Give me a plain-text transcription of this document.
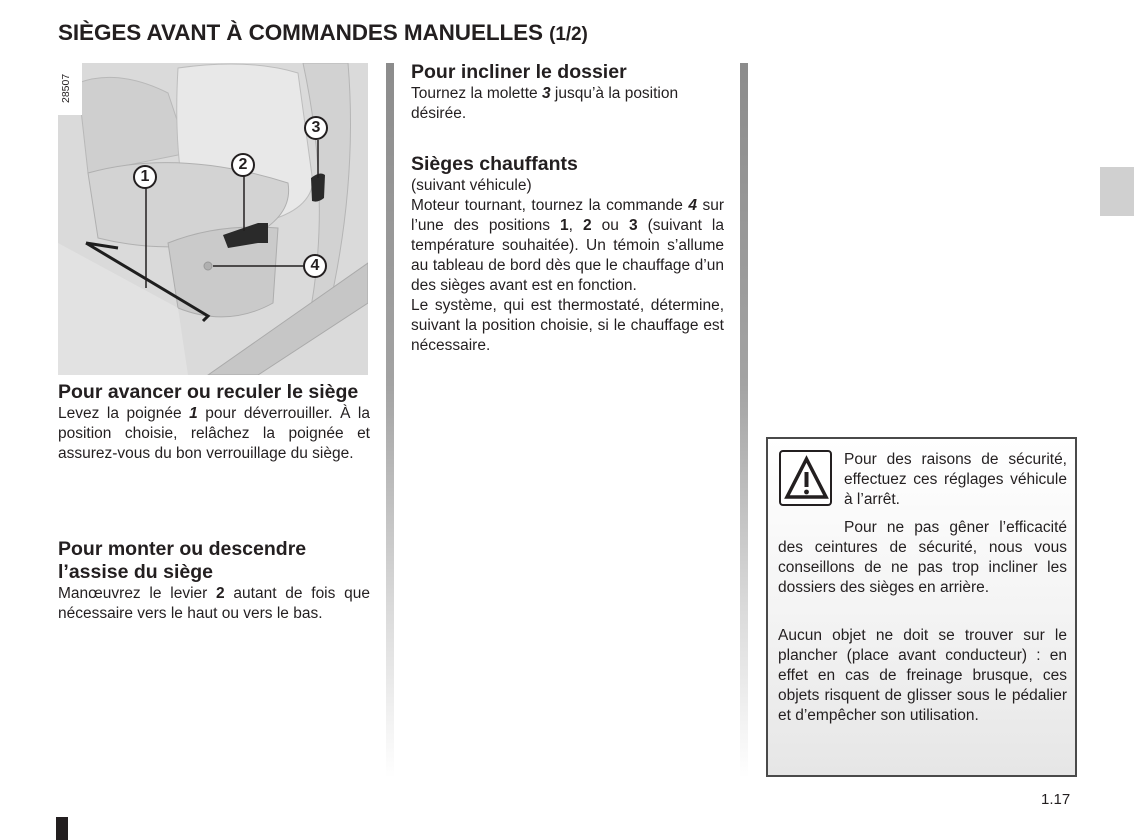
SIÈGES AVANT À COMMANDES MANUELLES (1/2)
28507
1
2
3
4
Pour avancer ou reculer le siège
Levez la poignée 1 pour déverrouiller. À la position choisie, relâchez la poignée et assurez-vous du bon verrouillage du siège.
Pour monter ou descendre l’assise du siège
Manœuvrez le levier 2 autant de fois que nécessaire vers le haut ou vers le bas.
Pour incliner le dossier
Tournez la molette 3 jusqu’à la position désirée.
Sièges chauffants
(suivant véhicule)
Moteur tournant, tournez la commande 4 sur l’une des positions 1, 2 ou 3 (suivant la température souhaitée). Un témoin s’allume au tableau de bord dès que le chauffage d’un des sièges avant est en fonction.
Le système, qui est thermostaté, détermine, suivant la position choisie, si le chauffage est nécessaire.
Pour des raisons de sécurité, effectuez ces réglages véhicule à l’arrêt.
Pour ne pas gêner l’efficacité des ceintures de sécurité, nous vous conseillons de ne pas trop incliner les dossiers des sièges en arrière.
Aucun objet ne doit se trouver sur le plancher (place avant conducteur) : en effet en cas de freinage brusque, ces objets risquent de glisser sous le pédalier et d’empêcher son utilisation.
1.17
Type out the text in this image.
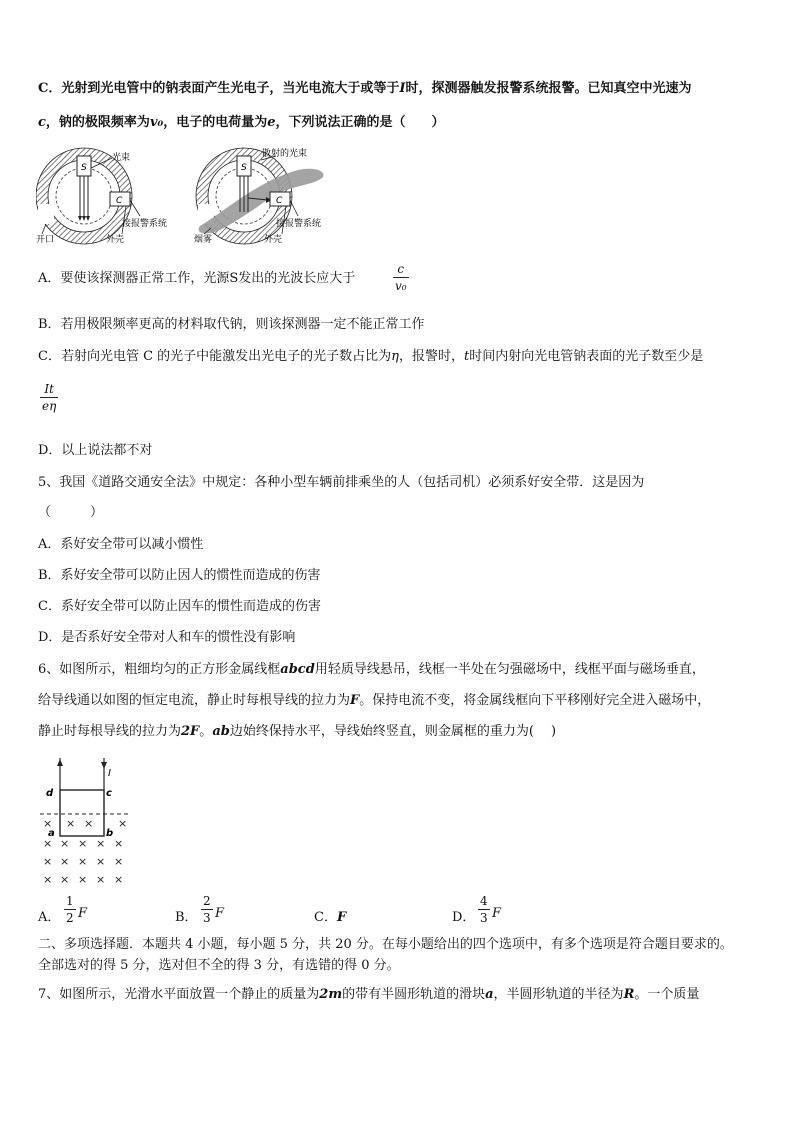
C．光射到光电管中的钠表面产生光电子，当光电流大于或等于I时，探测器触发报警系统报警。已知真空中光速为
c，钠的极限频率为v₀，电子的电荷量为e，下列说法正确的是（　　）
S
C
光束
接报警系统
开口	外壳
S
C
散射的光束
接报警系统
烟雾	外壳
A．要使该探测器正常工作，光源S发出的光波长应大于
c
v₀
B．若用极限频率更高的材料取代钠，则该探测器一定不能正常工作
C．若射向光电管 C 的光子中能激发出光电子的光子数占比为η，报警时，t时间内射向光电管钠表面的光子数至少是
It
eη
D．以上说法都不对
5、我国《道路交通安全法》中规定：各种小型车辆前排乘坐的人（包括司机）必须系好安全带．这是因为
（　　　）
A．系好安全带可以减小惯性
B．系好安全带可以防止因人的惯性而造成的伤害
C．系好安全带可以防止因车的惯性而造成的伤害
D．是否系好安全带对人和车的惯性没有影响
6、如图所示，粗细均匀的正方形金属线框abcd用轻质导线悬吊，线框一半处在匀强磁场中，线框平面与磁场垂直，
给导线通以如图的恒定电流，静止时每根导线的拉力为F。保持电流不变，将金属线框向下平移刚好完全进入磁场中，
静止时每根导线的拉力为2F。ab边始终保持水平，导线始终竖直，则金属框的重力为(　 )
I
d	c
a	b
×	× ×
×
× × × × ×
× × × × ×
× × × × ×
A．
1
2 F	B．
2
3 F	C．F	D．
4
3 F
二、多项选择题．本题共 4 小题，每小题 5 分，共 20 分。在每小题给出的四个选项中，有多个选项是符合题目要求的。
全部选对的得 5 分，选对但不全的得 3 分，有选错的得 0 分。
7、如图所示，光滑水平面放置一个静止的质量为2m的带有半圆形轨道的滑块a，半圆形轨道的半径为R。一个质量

★ ★ ★ ★

| Exercise details |
Write the listing above out again exactly, dropping each image.

| Written response |
Give me a plain-text transcription of this document.
SIÈGES AVANT À COMMANDES MANUELLES (1/2)
28507
1
2
3
4
Pour avancer ou reculer le siège
Levez la poignée 1 pour déverrouiller. À la position choisie, relâchez la poignée et assurez-vous du bon verrouillage du siège.
Pour monter ou descendre l’assise du siège
Manœuvrez le levier 2 autant de fois que nécessaire vers le haut ou vers le bas.
Pour incliner le dossier
Tournez la molette 3 jusqu’à la position désirée.
Sièges chauffants
(suivant véhicule)
Moteur tournant, tournez la commande 4 sur l’une des positions 1, 2 ou 3 (suivant la température souhaitée). Un témoin s’allume au tableau de bord dès que le chauffage d’un des sièges avant est en fonction.
Le système, qui est thermostaté, détermine, suivant la position choisie, si le chauffage est nécessaire.
Pour des raisons de sécurité, effectuez ces réglages véhicule à l’arrêt.
Pour ne pas gêner l’efficacité des ceintures de sécurité, nous vous conseillons de ne pas trop incliner les dossiers des sièges en arrière.
Aucun objet ne doit se trouver sur le plancher (place avant conducteur) : en effet en cas de freinage brusque, ces objets risquent de glisser sous le pédalier et d’empêcher son utilisation.
1.17
Type out the text in this image.
C．光射到光电管中的钠表面产生光电子，当光电流大于或等于I时，探测器触发报警系统报警。已知真空中光速为
c，钠的极限频率为v₀，电子的电荷量为e，下列说法正确的是（　　）
S
C
光束
接报警系统
开口	外壳
S
C
散射的光束
接报警系统
烟雾	外壳
A．要使该探测器正常工作，光源S发出的光波长应大于
c
v₀
B．若用极限频率更高的材料取代钠，则该探测器一定不能正常工作
C．若射向光电管 C 的光子中能激发出光电子的光子数占比为η，报警时，t时间内射向光电管钠表面的光子数至少是
It
eη
D．以上说法都不对
5、我国《道路交通安全法》中规定：各种小型车辆前排乘坐的人（包括司机）必须系好安全带．这是因为
（　　　）
A．系好安全带可以减小惯性
B．系好安全带可以防止因人的惯性而造成的伤害
C．系好安全带可以防止因车的惯性而造成的伤害
D．是否系好安全带对人和车的惯性没有影响
6、如图所示，粗细均匀的正方形金属线框abcd用轻质导线悬吊，线框一半处在匀强磁场中，线框平面与磁场垂直，
给导线通以如图的恒定电流，静止时每根导线的拉力为F。保持电流不变，将金属线框向下平移刚好完全进入磁场中，
静止时每根导线的拉力为2F。ab边始终保持水平，导线始终竖直，则金属框的重力为(　 )
I
d	c
a	b
×	× ×
×
× × × × ×
× × × × ×
× × × × ×
A．
1
2 F	B．
2
3 F	C．F	D．
4
3 F
二、多项选择题．本题共 4 小题，每小题 5 分，共 20 分。在每小题给出的四个选项中，有多个选项是符合题目要求的。
全部选对的得 5 分，选对但不全的得 3 分，有选错的得 0 分。
7、如图所示，光滑水平面放置一个静止的质量为2m的带有半圆形轨道的滑块a，半圆形轨道的半径为R。一个质量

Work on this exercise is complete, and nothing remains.